Background Scarring alopecias show loss of follicular ostia or atrophy. Clinical inflammation is frequently, but not always, present. Histologic inflammation may be present. Ultimately, histologic confirmation is the best method to confirm the presence of a fibrosing/scarring process with loss of hair follicles.
Objective The aim was to identify possible characteristic trichoscopic patterns of diseases leading to primary cicatricial alopecia.
Patients and methods Trichoscopy was carried out on 100 Egyptian patients clinically diagnosed to have cicatricial alopecia. Patients were randomly recruited from the Dermatology Outpatient Clinic, Al Zahraa University Hospital. Patients were categorized according to the cause of primary cicatricial alopecia into eight groups.
Results In this study, the authors had 100 patients. The authors reached the final diagnosis by clinical examination in 83 patients, and 17 patients had a differential diagnosis by clinical examination. When the authors applied the trichoscope on 100 patients, the authors reached the final diagnosis in 98 of them, and two patients still had a differential diagnosis by trichoscopy, so the authors did biopsy for those two patients, and histopathological examination resulted in the final diagnosis.
Conclusion This study confirms that a handheld trichoscope is a very efficient and simple diagnostic tool of cicatricial alopecia.

Keywords: cicatricial alopecia, histopathology, trichoscopy


How to cite this article:
Kamel AM, Kamel RO, Amer AA. Trichoscopy of diseases leading to cicatricial alopecia. Sci J Al-Azhar Med Fac Girls 2020;4:491-9

How to cite this URL:
Kamel AM, Kamel RO, Amer AA. Trichoscopy of diseases leading to cicatricial alopecia. Sci J Al-Azhar Med Fac Girls [serial online] 2020 [cited 2020 Oct 28];4:491-9. Available from: http://www.sjamf.eg.net/text.asp?2020/4/3/491/296964




  Introduction Top


Cicatricial alopecia results from follicular damage that is sufficient to cause the destruction and replacement of pilosebaceous structures by scar tissue. Primary scarring alopecias represent a group of disorders that primarily affect the hair follicles, as opposed to secondary scarring alopecias, which affect the dermis and secondarily cause follicular destruction. Inflammation may predominantly involve lymphocytes or neutrophils [1].

Cicatricial alopecias that mainly involve lymphocytic inflammation include discoid lupus erythematosus (DLE), lichen planopilaris (LPP), frontal fibrosing alopecia (FFA), central centrifugal alopecia, and pseudopelade (Brocq). Cicatricial alopecias that are due to predominantly neutrophilic inflammation include folliculitis decalvans and dissecting cellulitis (DC). Folliculitis keloidalis is a cicatricial alopecia with a mixed inflammatory infiltrate [2].

Early diagnosis of primary cicatricial alopecia (PCA) is imperative, and it should be treated aggressively to reduce permanent scarring. Dermoscopy may assist in selecting the optimal site of biopsy for pathological diagnosis [3].

Dermoscopy is a noninvasive diagnostic technique that permits a magnified view of the components of the epidermis and superficial dermis [4].

Trichoscopy is a method of hair and scalp evaluation and is used for diagnosing hair and scalp diseases [5].

• **EXTRACTED INFORMATION**:
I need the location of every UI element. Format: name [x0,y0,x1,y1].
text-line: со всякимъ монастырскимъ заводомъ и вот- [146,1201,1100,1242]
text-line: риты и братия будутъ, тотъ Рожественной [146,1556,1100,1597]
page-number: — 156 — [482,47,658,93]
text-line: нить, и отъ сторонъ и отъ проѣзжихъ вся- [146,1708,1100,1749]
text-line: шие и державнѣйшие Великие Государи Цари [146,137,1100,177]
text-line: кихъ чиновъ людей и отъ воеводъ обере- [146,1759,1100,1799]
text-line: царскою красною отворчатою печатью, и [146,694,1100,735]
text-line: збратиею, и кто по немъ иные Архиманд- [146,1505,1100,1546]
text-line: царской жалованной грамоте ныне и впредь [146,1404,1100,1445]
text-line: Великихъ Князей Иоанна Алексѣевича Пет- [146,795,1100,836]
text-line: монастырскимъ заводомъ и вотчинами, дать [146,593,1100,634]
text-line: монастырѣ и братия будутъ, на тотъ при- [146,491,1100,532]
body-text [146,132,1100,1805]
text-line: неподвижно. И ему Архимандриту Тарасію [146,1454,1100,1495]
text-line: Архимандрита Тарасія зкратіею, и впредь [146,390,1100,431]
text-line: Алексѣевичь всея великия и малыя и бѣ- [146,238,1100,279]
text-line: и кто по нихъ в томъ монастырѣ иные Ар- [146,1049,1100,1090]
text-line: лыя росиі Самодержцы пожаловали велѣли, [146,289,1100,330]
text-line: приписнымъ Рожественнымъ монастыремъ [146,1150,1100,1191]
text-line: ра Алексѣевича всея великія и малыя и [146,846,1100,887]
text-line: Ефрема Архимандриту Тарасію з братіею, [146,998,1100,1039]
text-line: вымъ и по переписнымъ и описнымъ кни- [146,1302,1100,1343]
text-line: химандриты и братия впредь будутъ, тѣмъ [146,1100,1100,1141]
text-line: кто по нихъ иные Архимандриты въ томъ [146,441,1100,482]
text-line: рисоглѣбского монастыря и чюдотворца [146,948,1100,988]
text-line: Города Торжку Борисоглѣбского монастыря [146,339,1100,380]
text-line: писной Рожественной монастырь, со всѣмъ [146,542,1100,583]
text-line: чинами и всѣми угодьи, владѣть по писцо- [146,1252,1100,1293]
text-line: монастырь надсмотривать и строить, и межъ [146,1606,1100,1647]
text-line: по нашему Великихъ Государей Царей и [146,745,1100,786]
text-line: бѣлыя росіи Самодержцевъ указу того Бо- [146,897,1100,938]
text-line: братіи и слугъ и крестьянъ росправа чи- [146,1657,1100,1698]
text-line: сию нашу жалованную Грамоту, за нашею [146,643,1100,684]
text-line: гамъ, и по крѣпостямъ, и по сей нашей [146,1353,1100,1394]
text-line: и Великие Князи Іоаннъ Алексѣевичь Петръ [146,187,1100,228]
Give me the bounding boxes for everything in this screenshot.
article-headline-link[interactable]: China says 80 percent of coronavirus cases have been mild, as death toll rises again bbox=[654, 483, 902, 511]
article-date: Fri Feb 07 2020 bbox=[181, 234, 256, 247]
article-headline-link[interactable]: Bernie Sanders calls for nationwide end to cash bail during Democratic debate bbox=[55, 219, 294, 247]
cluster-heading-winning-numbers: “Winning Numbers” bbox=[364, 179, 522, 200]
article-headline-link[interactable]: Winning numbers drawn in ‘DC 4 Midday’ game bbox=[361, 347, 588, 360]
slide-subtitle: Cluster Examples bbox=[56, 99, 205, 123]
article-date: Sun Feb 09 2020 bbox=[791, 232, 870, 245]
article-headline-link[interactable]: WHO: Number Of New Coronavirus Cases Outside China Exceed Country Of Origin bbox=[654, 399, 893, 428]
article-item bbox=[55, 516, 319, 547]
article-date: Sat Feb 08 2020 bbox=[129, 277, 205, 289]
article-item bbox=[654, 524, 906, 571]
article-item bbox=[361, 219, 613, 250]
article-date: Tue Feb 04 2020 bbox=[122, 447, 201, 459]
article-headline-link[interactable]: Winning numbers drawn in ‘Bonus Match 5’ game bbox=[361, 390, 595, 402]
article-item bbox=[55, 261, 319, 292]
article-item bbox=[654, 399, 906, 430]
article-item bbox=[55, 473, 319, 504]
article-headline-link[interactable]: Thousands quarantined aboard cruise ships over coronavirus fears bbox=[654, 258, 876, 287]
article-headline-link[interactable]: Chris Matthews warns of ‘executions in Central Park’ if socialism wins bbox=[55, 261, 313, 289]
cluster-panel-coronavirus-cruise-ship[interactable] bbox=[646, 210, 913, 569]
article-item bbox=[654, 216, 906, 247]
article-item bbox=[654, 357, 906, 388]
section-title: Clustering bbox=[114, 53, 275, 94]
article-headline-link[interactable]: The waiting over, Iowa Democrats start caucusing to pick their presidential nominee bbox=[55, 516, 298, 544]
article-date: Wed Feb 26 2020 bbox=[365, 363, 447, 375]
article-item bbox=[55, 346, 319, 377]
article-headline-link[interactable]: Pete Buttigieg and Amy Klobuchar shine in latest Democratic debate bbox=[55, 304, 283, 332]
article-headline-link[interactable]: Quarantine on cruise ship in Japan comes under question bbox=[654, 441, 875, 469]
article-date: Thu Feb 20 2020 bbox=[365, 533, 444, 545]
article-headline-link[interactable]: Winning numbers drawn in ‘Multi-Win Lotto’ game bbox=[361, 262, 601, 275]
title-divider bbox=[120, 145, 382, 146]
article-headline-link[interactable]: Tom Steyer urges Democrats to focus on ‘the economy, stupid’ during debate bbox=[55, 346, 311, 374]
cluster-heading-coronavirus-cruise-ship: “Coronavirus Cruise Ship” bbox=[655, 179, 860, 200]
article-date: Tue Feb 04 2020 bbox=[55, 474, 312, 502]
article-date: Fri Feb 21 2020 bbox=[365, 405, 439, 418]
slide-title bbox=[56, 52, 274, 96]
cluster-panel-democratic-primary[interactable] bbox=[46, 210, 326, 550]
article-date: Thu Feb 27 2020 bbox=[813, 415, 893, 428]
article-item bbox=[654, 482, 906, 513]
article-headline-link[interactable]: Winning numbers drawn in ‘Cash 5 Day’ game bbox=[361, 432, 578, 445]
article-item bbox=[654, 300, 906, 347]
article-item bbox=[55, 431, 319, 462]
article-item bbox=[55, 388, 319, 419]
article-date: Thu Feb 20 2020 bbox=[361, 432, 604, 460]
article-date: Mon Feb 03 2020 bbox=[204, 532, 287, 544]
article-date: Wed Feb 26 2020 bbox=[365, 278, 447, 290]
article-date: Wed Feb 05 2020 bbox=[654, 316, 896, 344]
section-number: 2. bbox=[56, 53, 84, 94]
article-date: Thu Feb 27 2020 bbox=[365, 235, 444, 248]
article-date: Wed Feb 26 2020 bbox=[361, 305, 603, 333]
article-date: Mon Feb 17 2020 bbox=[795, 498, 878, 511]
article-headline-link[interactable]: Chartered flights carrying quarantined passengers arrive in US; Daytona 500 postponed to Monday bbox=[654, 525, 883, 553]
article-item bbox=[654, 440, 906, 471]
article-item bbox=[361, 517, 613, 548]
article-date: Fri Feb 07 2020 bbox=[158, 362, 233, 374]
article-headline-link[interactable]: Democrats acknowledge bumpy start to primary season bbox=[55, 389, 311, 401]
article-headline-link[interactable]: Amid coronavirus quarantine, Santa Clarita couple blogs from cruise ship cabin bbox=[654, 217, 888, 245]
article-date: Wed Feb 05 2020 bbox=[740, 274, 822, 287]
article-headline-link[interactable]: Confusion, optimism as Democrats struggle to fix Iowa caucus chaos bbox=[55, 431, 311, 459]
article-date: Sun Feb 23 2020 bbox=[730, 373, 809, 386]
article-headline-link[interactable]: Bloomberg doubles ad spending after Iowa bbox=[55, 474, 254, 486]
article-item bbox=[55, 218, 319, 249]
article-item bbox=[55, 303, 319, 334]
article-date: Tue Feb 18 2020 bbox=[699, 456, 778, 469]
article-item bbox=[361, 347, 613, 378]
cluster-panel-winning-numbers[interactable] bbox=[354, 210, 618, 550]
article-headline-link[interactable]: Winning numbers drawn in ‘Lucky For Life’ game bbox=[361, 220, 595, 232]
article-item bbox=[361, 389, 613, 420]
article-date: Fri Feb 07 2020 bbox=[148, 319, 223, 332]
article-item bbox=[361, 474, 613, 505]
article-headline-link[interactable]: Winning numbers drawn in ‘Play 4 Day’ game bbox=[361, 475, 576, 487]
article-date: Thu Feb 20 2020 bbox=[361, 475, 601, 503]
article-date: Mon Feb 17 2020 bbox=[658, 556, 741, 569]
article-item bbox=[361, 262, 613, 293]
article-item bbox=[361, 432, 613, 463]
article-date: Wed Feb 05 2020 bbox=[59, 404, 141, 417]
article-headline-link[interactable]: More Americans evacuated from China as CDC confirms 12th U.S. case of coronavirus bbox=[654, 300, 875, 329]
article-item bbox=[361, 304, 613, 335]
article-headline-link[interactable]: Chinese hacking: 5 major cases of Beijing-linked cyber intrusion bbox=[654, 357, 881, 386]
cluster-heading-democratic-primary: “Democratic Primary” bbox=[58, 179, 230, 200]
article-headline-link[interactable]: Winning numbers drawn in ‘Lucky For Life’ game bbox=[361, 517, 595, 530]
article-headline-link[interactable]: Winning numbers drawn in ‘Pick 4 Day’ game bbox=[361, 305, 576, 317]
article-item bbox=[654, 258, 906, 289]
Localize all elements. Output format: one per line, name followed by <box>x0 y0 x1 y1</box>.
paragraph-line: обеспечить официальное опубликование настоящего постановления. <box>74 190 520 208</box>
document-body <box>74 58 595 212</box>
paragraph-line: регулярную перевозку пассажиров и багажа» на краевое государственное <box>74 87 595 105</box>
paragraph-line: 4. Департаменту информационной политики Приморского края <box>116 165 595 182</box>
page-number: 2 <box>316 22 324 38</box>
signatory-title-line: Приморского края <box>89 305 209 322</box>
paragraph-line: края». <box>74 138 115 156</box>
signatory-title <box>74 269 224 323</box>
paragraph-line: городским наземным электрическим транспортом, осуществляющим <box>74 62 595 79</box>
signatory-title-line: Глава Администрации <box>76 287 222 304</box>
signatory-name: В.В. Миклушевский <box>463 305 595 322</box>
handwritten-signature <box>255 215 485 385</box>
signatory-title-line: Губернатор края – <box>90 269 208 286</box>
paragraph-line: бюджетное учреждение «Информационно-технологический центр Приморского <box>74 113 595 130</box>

• **EXERCISE OBJECTIVE**:
In the trichoscopy excerpt, replace "imperative" with "essential" and give the passage from "Cicatricial alopecias that mainly" to "pathological diagnosis [3].".

• **SOLUTION FOR THIS PROBLEM**:
Cicatricial alopecias that mainly involve lymphocytic inflammation include discoid lupus erythematosus (DLE), lichen planopilaris (LPP), frontal fibrosing alopecia (FFA), central centrifugal alopecia, and pseudopelade (Brocq). Cicatricial alopecias that are due to predominantly neutrophilic inflammation include folliculitis decalvans and dissecting cellulitis (DC). Folliculitis keloidalis is a cicatricial alopecia with a mixed inflammatory infiltrate [2].

Early diagnosis of primary cicatricial alopecia (PCA) is essential, and it should be treated aggressively to reduce permanent scarring. Dermoscopy may assist in selecting the optimal site of biopsy for pathological diagnosis [3].